__TASK GOAL__
Identify each line in the records below that contains the word "JSON", and copy it.

==============================

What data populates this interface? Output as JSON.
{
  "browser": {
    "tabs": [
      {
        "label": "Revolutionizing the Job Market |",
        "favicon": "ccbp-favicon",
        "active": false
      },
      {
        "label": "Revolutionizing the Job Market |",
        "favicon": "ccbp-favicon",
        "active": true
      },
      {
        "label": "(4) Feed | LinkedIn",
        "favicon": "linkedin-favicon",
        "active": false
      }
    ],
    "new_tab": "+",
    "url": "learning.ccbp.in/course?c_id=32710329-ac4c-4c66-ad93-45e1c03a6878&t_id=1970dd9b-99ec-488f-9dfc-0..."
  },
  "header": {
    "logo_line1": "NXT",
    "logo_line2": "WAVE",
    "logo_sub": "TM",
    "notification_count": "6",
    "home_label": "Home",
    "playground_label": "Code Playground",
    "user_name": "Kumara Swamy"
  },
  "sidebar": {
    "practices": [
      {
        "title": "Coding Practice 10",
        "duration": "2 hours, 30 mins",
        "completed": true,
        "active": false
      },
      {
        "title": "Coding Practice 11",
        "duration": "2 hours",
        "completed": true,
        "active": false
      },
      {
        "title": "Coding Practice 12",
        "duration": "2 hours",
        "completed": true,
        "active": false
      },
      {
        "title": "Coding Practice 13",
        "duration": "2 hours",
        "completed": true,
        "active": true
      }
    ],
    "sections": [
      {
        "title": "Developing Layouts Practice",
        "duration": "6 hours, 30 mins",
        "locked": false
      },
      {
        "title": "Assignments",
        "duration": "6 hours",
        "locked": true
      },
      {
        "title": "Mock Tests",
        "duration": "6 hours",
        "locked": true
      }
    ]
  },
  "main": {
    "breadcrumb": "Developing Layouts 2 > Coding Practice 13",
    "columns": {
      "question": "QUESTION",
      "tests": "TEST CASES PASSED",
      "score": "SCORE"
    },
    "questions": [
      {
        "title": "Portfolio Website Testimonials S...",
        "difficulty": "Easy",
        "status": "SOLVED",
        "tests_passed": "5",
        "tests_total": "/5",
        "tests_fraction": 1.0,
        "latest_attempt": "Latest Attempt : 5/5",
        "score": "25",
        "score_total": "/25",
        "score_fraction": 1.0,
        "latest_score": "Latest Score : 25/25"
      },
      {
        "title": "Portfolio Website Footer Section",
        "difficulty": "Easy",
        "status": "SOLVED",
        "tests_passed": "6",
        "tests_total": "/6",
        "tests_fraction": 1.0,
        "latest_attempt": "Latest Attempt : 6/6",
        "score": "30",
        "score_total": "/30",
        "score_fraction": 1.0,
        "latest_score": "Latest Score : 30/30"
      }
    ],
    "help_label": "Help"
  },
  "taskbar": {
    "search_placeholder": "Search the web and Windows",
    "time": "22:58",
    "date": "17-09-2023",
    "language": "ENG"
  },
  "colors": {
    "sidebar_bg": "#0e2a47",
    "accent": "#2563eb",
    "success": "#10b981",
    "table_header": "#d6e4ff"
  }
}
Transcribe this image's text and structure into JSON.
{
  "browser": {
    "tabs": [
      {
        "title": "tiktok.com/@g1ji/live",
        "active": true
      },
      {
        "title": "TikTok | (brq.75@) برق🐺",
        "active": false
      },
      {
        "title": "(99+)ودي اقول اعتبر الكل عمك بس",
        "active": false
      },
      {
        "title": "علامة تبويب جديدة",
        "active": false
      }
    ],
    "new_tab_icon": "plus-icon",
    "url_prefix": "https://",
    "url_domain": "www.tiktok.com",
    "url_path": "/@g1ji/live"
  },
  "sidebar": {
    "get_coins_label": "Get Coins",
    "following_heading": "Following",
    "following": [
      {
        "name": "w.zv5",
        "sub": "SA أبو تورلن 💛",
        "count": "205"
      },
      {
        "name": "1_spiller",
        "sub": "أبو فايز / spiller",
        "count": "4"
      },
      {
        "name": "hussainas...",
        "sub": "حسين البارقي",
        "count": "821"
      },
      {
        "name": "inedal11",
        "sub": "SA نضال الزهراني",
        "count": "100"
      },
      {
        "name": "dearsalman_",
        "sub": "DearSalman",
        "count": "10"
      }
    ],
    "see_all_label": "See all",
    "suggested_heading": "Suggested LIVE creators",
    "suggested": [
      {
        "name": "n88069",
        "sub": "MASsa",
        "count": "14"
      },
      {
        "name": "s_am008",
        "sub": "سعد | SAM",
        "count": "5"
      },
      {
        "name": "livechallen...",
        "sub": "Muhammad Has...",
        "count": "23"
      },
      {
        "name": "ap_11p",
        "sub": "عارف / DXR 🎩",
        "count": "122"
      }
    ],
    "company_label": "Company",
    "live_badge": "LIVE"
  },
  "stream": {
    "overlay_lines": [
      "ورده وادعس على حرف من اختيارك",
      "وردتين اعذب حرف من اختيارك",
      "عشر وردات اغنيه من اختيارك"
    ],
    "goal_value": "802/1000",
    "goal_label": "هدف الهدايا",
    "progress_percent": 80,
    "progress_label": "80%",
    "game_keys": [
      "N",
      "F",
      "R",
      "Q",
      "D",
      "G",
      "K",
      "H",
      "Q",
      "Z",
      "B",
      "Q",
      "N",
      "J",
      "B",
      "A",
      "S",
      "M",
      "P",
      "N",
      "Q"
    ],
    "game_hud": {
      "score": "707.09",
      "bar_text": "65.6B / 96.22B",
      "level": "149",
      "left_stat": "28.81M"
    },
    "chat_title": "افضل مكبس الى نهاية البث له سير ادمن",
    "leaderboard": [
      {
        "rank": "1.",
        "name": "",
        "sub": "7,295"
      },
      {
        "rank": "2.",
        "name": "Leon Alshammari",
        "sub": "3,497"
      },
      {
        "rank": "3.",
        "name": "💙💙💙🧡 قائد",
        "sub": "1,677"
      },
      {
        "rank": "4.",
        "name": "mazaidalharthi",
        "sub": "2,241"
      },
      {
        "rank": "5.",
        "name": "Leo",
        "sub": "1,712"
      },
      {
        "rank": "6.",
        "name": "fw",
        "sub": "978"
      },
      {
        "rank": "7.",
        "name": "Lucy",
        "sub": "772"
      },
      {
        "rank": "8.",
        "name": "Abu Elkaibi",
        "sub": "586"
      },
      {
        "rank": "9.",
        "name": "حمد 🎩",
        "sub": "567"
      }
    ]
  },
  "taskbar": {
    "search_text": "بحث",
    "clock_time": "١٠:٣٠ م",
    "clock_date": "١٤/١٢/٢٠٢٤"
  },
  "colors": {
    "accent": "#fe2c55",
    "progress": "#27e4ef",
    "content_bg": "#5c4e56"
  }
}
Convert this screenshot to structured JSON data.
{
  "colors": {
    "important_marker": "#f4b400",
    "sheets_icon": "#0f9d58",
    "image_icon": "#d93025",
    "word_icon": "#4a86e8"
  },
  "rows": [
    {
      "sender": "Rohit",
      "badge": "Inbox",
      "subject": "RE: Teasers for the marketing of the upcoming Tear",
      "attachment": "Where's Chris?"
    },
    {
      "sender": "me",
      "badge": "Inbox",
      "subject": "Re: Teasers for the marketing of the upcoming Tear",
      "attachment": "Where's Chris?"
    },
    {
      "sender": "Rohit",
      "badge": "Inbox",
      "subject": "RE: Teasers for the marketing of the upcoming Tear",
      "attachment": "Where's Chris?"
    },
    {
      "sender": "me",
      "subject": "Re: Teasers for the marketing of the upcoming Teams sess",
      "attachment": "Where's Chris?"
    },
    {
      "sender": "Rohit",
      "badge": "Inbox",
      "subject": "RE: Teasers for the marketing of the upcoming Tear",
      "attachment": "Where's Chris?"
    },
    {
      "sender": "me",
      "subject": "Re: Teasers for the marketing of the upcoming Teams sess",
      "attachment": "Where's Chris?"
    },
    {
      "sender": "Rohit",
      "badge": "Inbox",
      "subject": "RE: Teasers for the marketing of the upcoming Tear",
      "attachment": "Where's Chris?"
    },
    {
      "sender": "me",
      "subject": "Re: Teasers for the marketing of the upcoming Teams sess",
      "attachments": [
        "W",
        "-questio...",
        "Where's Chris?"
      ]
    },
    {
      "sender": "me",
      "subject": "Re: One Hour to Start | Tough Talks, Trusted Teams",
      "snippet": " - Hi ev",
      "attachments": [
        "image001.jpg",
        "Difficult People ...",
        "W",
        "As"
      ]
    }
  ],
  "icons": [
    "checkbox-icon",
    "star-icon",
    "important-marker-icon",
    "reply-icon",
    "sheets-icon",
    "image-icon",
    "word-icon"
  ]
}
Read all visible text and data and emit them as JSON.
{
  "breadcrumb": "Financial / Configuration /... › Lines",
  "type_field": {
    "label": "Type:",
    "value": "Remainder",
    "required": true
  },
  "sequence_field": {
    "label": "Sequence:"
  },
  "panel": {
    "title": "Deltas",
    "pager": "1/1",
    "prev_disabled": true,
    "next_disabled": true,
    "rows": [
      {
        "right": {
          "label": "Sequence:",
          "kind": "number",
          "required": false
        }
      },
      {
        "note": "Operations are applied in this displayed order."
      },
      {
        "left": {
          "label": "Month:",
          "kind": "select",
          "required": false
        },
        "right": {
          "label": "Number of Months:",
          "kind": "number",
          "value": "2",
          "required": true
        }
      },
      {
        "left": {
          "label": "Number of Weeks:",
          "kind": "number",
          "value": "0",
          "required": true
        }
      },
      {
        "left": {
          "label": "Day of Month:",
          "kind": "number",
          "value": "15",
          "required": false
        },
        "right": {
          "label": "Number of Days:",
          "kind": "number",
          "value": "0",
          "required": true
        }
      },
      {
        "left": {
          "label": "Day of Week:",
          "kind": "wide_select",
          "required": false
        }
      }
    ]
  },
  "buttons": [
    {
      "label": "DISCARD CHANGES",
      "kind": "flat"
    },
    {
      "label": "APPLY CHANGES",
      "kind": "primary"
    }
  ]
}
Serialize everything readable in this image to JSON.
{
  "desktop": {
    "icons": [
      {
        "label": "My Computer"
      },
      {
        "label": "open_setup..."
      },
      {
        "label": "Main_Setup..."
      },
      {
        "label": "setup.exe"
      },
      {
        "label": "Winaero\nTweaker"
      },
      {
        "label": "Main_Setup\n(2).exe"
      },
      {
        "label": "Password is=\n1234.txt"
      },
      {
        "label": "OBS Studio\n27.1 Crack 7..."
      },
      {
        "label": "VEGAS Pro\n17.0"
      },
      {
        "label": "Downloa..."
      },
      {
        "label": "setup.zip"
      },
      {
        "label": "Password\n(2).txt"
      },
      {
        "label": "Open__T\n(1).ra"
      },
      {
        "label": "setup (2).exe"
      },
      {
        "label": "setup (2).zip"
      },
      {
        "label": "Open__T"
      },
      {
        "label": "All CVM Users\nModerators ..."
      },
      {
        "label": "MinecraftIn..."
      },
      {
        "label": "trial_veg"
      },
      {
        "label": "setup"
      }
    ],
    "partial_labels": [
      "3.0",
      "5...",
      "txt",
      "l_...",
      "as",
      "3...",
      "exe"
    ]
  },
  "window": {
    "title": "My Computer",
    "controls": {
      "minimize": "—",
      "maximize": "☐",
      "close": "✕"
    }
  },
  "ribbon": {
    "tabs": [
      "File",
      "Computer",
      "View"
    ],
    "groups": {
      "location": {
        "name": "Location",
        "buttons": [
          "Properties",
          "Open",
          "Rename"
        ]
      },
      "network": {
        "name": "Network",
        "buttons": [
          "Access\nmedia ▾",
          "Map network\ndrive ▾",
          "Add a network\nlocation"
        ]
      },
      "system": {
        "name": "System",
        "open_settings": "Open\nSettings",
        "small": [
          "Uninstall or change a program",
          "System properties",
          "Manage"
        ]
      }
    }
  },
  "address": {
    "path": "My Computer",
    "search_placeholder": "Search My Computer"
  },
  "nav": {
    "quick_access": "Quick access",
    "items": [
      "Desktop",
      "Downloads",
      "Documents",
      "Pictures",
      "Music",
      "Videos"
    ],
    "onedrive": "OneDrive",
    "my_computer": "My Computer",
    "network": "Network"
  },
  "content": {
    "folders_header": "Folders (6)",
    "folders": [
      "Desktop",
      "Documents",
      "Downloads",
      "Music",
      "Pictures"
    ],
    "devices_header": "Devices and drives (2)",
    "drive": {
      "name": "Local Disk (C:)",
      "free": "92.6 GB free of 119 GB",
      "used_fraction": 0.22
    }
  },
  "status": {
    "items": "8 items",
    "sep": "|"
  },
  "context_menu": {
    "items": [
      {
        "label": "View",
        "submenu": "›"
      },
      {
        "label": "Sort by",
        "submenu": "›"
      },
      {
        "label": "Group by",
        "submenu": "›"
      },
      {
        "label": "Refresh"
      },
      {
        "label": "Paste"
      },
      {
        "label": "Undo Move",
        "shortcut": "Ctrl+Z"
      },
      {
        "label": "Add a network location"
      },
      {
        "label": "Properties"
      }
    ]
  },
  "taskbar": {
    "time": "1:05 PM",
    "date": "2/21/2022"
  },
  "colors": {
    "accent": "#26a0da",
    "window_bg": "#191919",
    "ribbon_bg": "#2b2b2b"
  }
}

==============================

__EXERCISE OUTPUT__
What data populates this interface? Output as JSON.
Transcribe this image's text and structure into JSON.
Convert this screenshot to structured JSON data.
Read all visible text and data and emit them as JSON.
Serialize everything readable in this image to JSON.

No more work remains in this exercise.